Records contained in a dataset:
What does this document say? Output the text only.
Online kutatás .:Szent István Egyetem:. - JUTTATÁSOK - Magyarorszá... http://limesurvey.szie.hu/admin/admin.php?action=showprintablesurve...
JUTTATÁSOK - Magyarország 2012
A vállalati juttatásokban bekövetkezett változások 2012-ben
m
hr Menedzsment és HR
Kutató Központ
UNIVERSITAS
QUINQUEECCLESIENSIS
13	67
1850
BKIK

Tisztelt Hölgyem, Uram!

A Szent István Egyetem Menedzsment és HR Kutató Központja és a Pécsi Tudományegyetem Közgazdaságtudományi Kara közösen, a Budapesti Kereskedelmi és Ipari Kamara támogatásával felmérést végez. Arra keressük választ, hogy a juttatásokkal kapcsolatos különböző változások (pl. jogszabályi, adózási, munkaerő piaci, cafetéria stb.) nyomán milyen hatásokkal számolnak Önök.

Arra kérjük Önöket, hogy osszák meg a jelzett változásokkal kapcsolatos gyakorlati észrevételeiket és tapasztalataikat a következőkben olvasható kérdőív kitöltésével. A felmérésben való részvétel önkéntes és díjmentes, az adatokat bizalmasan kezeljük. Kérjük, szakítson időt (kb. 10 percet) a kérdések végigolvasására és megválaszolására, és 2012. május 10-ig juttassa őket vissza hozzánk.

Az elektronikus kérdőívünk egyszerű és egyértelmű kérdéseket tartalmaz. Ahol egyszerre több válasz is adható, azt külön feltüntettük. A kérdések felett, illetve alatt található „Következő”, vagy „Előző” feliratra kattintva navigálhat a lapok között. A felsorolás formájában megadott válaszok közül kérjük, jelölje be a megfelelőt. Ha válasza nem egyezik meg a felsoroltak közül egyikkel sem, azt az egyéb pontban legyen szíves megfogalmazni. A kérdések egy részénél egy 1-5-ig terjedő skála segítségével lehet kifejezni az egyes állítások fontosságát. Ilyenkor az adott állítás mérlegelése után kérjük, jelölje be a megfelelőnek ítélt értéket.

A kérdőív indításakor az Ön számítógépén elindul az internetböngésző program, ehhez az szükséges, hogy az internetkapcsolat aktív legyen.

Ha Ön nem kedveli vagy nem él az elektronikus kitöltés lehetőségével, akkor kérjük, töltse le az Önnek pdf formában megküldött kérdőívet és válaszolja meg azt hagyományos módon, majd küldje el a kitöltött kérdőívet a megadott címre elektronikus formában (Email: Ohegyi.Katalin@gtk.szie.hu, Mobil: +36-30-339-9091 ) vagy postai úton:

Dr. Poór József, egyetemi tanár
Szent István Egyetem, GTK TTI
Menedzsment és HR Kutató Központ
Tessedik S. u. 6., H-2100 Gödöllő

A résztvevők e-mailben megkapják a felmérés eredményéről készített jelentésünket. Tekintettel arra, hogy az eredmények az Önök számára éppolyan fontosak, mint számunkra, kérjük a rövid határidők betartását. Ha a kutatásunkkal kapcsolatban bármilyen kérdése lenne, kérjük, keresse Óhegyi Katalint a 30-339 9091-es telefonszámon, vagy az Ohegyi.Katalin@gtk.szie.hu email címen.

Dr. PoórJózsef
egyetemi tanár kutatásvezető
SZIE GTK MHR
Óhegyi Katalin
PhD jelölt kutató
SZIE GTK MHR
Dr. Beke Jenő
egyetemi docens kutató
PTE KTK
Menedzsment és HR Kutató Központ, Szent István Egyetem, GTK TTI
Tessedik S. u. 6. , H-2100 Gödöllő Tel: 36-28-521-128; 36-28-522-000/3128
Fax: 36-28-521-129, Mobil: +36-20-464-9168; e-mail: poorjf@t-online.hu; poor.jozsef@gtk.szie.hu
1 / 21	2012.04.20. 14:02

**Aim of the task**.
Output all of the data above without any alteration.

**Right answer**.
What does this document say? Output the text only.
Online kutatás .:Szent István Egyetem:. - JUTTATÁSOK - Magyarorszá... http://limesurvey.szie.hu/admin/admin.php?action=showprintablesurve...
JUTTATÁSOK - Magyarország 2012
A vállalati juttatásokban bekövetkezett változások 2012-ben
m
hr Menedzsment és HR
Kutató Központ
UNIVERSITAS
QUINQUEECCLESIENSIS
13	67
1850
BKIK

Tisztelt Hölgyem, Uram!

A Szent István Egyetem Menedzsment és HR Kutató Központja és a Pécsi Tudományegyetem Közgazdaságtudományi Kara közösen, a Budapesti Kereskedelmi és Ipari Kamara támogatásával felmérést végez. Arra keressük választ, hogy a juttatásokkal kapcsolatos különböző változások (pl. jogszabályi, adózási, munkaerő piaci, cafetéria stb.) nyomán milyen hatásokkal számolnak Önök.

Arra kérjük Önöket, hogy osszák meg a jelzett változásokkal kapcsolatos gyakorlati észrevételeiket és tapasztalataikat a következőkben olvasható kérdőív kitöltésével. A felmérésben való részvétel önkéntes és díjmentes, az adatokat bizalmasan kezeljük. Kérjük, szakítson időt (kb. 10 percet) a kérdések végigolvasására és megválaszolására, és 2012. május 10-ig juttassa őket vissza hozzánk.

Az elektronikus kérdőívünk egyszerű és egyértelmű kérdéseket tartalmaz. Ahol egyszerre több válasz is adható, azt külön feltüntettük. A kérdések felett, illetve alatt található „Következő”, vagy „Előző” feliratra kattintva navigálhat a lapok között. A felsorolás formájában megadott válaszok közül kérjük, jelölje be a megfelelőt. Ha válasza nem egyezik meg a felsoroltak közül egyikkel sem, azt az egyéb pontban legyen szíves megfogalmazni. A kérdések egy részénél egy 1-5-ig terjedő skála segítségével lehet kifejezni az egyes állítások fontosságát. Ilyenkor az adott állítás mérlegelése után kérjük, jelölje be a megfelelőnek ítélt értéket.

A kérdőív indításakor az Ön számítógépén elindul az internetböngésző program, ehhez az szükséges, hogy az internetkapcsolat aktív legyen.

Ha Ön nem kedveli vagy nem él az elektronikus kitöltés lehetőségével, akkor kérjük, töltse le az Önnek pdf formában megküldött kérdőívet és válaszolja meg azt hagyományos módon, majd küldje el a kitöltött kérdőívet a megadott címre elektronikus formában (Email: Ohegyi.Katalin@gtk.szie.hu, Mobil: +36-30-339-9091 ) vagy postai úton:

Dr. Poór József, egyetemi tanár
Szent István Egyetem, GTK TTI
Menedzsment és HR Kutató Központ
Tessedik S. u. 6., H-2100 Gödöllő

A résztvevők e-mailben megkapják a felmérés eredményéről készített jelentésünket. Tekintettel arra, hogy az eredmények az Önök számára éppolyan fontosak, mint számunkra, kérjük a rövid határidők betartását. Ha a kutatásunkkal kapcsolatban bármilyen kérdése lenne, kérjük, keresse Óhegyi Katalint a 30-339 9091-es telefonszámon, vagy az Ohegyi.Katalin@gtk.szie.hu email címen.

Dr. PoórJózsef
egyetemi tanár kutatásvezető
SZIE GTK MHR
Óhegyi Katalin
PhD jelölt kutató
SZIE GTK MHR
Dr. Beke Jenő
egyetemi docens kutató
PTE KTK
Menedzsment és HR Kutató Központ, Szent István Egyetem, GTK TTI
Tessedik S. u. 6. , H-2100 Gödöllő Tel: 36-28-521-128; 36-28-522-000/3128
Fax: 36-28-521-129, Mobil: +36-20-464-9168; e-mail: poorjf@t-online.hu; poor.jozsef@gtk.szie.hu
1 / 21	2012.04.20. 14:02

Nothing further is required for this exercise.